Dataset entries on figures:
·····

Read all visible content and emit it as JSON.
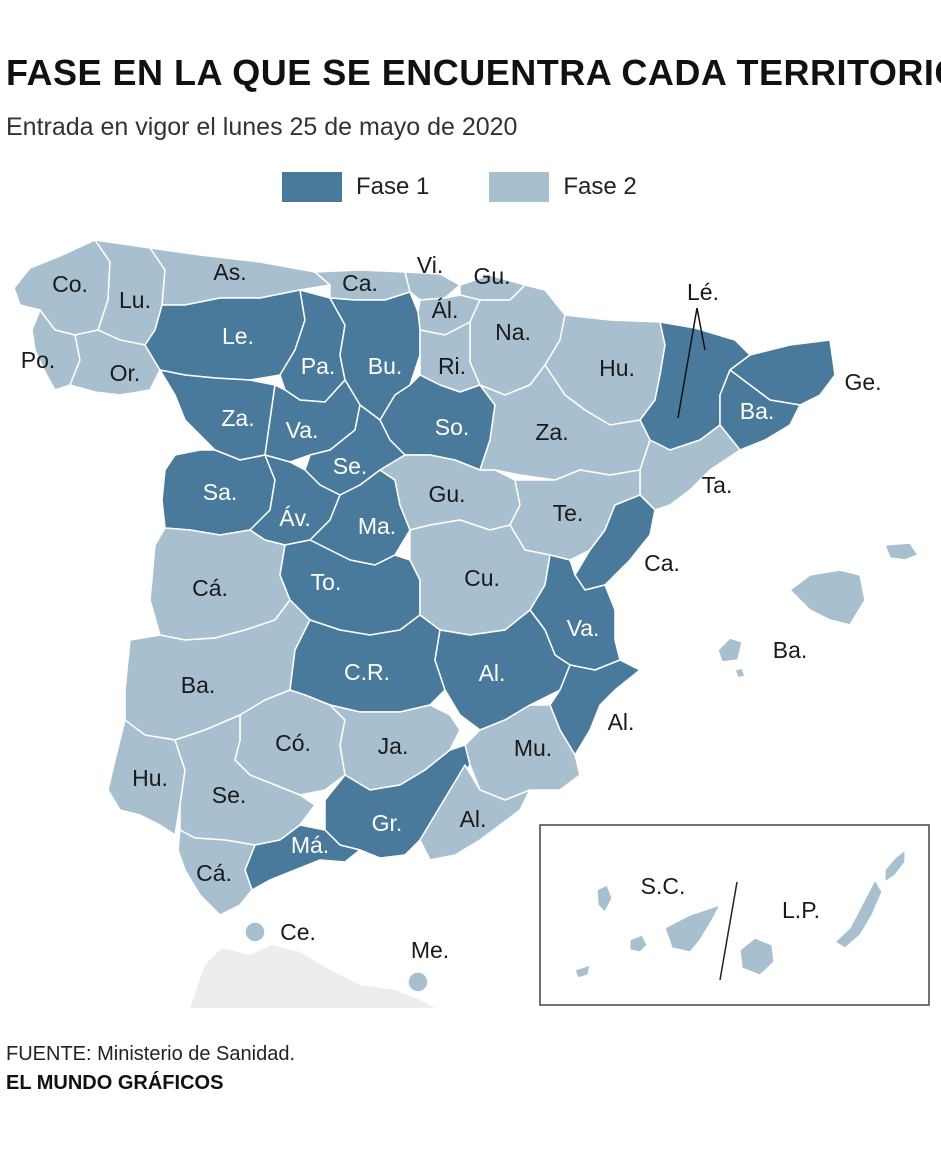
{
  "title": "FASE EN LA QUE SE ENCUENTRA CADA TERRITORIO",
  "subtitle": "Entrada en vigor el lunes 25 de mayo de 2020",
  "legend": [
    {
      "label": "Fase 1",
      "color": "#4a7a9b"
    },
    {
      "label": "Fase 2",
      "color": "#a7bfcf"
    }
  ],
  "colors": {
    "fase1": "#4a7a9b",
    "fase2": "#a7bfcf",
    "africa": "#ededed",
    "border": "#ffffff"
  },
  "provinces": [
    {
      "id": "coruna",
      "label": "Co.",
      "fase": 2
    },
    {
      "id": "lugo",
      "label": "Lu.",
      "fase": 2
    },
    {
      "id": "asturias",
      "label": "As.",
      "fase": 2
    },
    {
      "id": "cantabria",
      "label": "Ca.",
      "fase": 2
    },
    {
      "id": "vizcaya",
      "label": "Vi.",
      "fase": 2
    },
    {
      "id": "guipuzcoa",
      "label": "Gu.",
      "fase": 2
    },
    {
      "id": "alava",
      "label": "Ál.",
      "fase": 2
    },
    {
      "id": "navarra",
      "label": "Na.",
      "fase": 2
    },
    {
      "id": "pontevedra",
      "label": "Po.",
      "fase": 2
    },
    {
      "id": "orense",
      "label": "Or.",
      "fase": 2
    },
    {
      "id": "leon",
      "label": "Le.",
      "fase": 1
    },
    {
      "id": "palencia",
      "label": "Pa.",
      "fase": 1
    },
    {
      "id": "burgos",
      "label": "Bu.",
      "fase": 1
    },
    {
      "id": "rioja",
      "label": "Ri.",
      "fase": 2
    },
    {
      "id": "huesca",
      "label": "Hu.",
      "fase": 2
    },
    {
      "id": "lerida",
      "label": "Lé.",
      "fase": 1
    },
    {
      "id": "gerona",
      "label": "Ge.",
      "fase": 1
    },
    {
      "id": "barcelona",
      "label": "Ba.",
      "fase": 1
    },
    {
      "id": "zamora",
      "label": "Za.",
      "fase": 1
    },
    {
      "id": "valladolid",
      "label": "Va.",
      "fase": 1
    },
    {
      "id": "soria",
      "label": "So.",
      "fase": 1
    },
    {
      "id": "zaragoza",
      "label": "Za.",
      "fase": 2
    },
    {
      "id": "tarragona",
      "label": "Ta.",
      "fase": 2
    },
    {
      "id": "segovia",
      "label": "Se.",
      "fase": 1
    },
    {
      "id": "salamanca",
      "label": "Sa.",
      "fase": 1
    },
    {
      "id": "avila",
      "label": "Áv.",
      "fase": 1
    },
    {
      "id": "madrid",
      "label": "Ma.",
      "fase": 1
    },
    {
      "id": "guadalajara",
      "label": "Gu.",
      "fase": 2
    },
    {
      "id": "teruel",
      "label": "Te.",
      "fase": 2
    },
    {
      "id": "castellon",
      "label": "Ca.",
      "fase": 1
    },
    {
      "id": "caceres",
      "label": "Cá.",
      "fase": 2
    },
    {
      "id": "toledo",
      "label": "To.",
      "fase": 1
    },
    {
      "id": "cuenca",
      "label": "Cu.",
      "fase": 2
    },
    {
      "id": "valencia",
      "label": "Va.",
      "fase": 1
    },
    {
      "id": "baleares",
      "label": "Ba.",
      "fase": 2
    },
    {
      "id": "badajoz",
      "label": "Ba.",
      "fase": 2
    },
    {
      "id": "ciudadreal",
      "label": "C.R.",
      "fase": 1
    },
    {
      "id": "albacete",
      "label": "Al.",
      "fase": 1
    },
    {
      "id": "alicante",
      "label": "Al.",
      "fase": 1
    },
    {
      "id": "cordoba",
      "label": "Có.",
      "fase": 2
    },
    {
      "id": "jaen",
      "label": "Ja.",
      "fase": 2
    },
    {
      "id": "murcia",
      "label": "Mu.",
      "fase": 2
    },
    {
      "id": "huelva",
      "label": "Hu.",
      "fase": 2
    },
    {
      "id": "sevilla",
      "label": "Se.",
      "fase": 2
    },
    {
      "id": "granada",
      "label": "Gr.",
      "fase": 1
    },
    {
      "id": "almeria",
      "label": "Al.",
      "fase": 2
    },
    {
      "id": "malaga",
      "label": "Má.",
      "fase": 1
    },
    {
      "id": "cadiz",
      "label": "Cá.",
      "fase": 2
    },
    {
      "id": "ceuta",
      "label": "Ce.",
      "fase": 2
    },
    {
      "id": "melilla",
      "label": "Me.",
      "fase": 2
    },
    {
      "id": "santacruz",
      "label": "S.C.",
      "fase": 2
    },
    {
      "id": "laspalmas",
      "label": "L.P.",
      "fase": 2
    }
  ],
  "source": "FUENTE: Ministerio de Sanidad.",
  "credit": "EL MUNDO GRÁFICOS"
}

·····

§ **Brief**
Quote the records above in full, dropping each picture.

§ **Answer for this exercise**
Read all visible content and emit it as JSON.
{
  "title": "FASE EN LA QUE SE ENCUENTRA CADA TERRITORIO",
  "subtitle": "Entrada en vigor el lunes 25 de mayo de 2020",
  "legend": [
    {
      "label": "Fase 1",
      "color": "#4a7a9b"
    },
    {
      "label": "Fase 2",
      "color": "#a7bfcf"
    }
  ],
  "colors": {
    "fase1": "#4a7a9b",
    "fase2": "#a7bfcf",
    "africa": "#ededed",
    "border": "#ffffff"
  },
  "provinces": [
    {
      "id": "coruna",
      "label": "Co.",
      "fase": 2
    },
    {
      "id": "lugo",
      "label": "Lu.",
      "fase": 2
    },
    {
      "id": "asturias",
      "label": "As.",
      "fase": 2
    },
    {
      "id": "cantabria",
      "label": "Ca.",
      "fase": 2
    },
    {
      "id": "vizcaya",
      "label": "Vi.",
      "fase": 2
    },
    {
      "id": "guipuzcoa",
      "label": "Gu.",
      "fase": 2
    },
    {
      "id": "alava",
      "label": "Ál.",
      "fase": 2
    },
    {
      "id": "navarra",
      "label": "Na.",
      "fase": 2
    },
    {
      "id": "pontevedra",
      "label": "Po.",
      "fase": 2
    },
    {
      "id": "orense",
      "label": "Or.",
      "fase": 2
    },
    {
      "id": "leon",
      "label": "Le.",
      "fase": 1
    },
    {
      "id": "palencia",
      "label": "Pa.",
      "fase": 1
    },
    {
      "id": "burgos",
      "label": "Bu.",
      "fase": 1
    },
    {
      "id": "rioja",
      "label": "Ri.",
      "fase": 2
    },
    {
      "id": "huesca",
      "label": "Hu.",
      "fase": 2
    },
    {
      "id": "lerida",
      "label": "Lé.",
      "fase": 1
    },
    {
      "id": "gerona",
      "label": "Ge.",
      "fase": 1
    },
    {
      "id": "barcelona",
      "label": "Ba.",
      "fase": 1
    },
    {
      "id": "zamora",
      "label": "Za.",
      "fase": 1
    },
    {
      "id": "valladolid",
      "label": "Va.",
      "fase": 1
    },
    {
      "id": "soria",
      "label": "So.",
      "fase": 1
    },
    {
      "id": "zaragoza",
      "label": "Za.",
      "fase": 2
    },
    {
      "id": "tarragona",
      "label": "Ta.",
      "fase": 2
    },
    {
      "id": "segovia",
      "label": "Se.",
      "fase": 1
    },
    {
      "id": "salamanca",
      "label": "Sa.",
      "fase": 1
    },
    {
      "id": "avila",
      "label": "Áv.",
      "fase": 1
    },
    {
      "id": "madrid",
      "label": "Ma.",
      "fase": 1
    },
    {
      "id": "guadalajara",
      "label": "Gu.",
      "fase": 2
    },
    {
      "id": "teruel",
      "label": "Te.",
      "fase": 2
    },
    {
      "id": "castellon",
      "label": "Ca.",
      "fase": 1
    },
    {
      "id": "caceres",
      "label": "Cá.",
      "fase": 2
    },
    {
      "id": "toledo",
      "label": "To.",
      "fase": 1
    },
    {
      "id": "cuenca",
      "label": "Cu.",
      "fase": 2
    },
    {
      "id": "valencia",
      "label": "Va.",
      "fase": 1
    },
    {
      "id": "baleares",
      "label": "Ba.",
      "fase": 2
    },
    {
      "id": "badajoz",
      "label": "Ba.",
      "fase": 2
    },
    {
      "id": "ciudadreal",
      "label": "C.R.",
      "fase": 1
    },
    {
      "id": "albacete",
      "label": "Al.",
      "fase": 1
    },
    {
      "id": "alicante",
      "label": "Al.",
      "fase": 1
    },
    {
      "id": "cordoba",
      "label": "Có.",
      "fase": 2
    },
    {
      "id": "jaen",
      "label": "Ja.",
      "fase": 2
    },
    {
      "id": "murcia",
      "label": "Mu.",
      "fase": 2
    },
    {
      "id": "huelva",
      "label": "Hu.",
      "fase": 2
    },
    {
      "id": "sevilla",
      "label": "Se.",
      "fase": 2
    },
    {
      "id": "granada",
      "label": "Gr.",
      "fase": 1
    },
    {
      "id": "almeria",
      "label": "Al.",
      "fase": 2
    },
    {
      "id": "malaga",
      "label": "Má.",
      "fase": 1
    },
    {
      "id": "cadiz",
      "label": "Cá.",
      "fase": 2
    },
    {
      "id": "ceuta",
      "label": "Ce.",
      "fase": 2
    },
    {
      "id": "melilla",
      "label": "Me.",
      "fase": 2
    },
    {
      "id": "santacruz",
      "label": "S.C.",
      "fase": 2
    },
    {
      "id": "laspalmas",
      "label": "L.P.",
      "fase": 2
    }
  ],
  "source": "FUENTE: Ministerio de Sanidad.",
  "credit": "EL MUNDO GRÁFICOS"
}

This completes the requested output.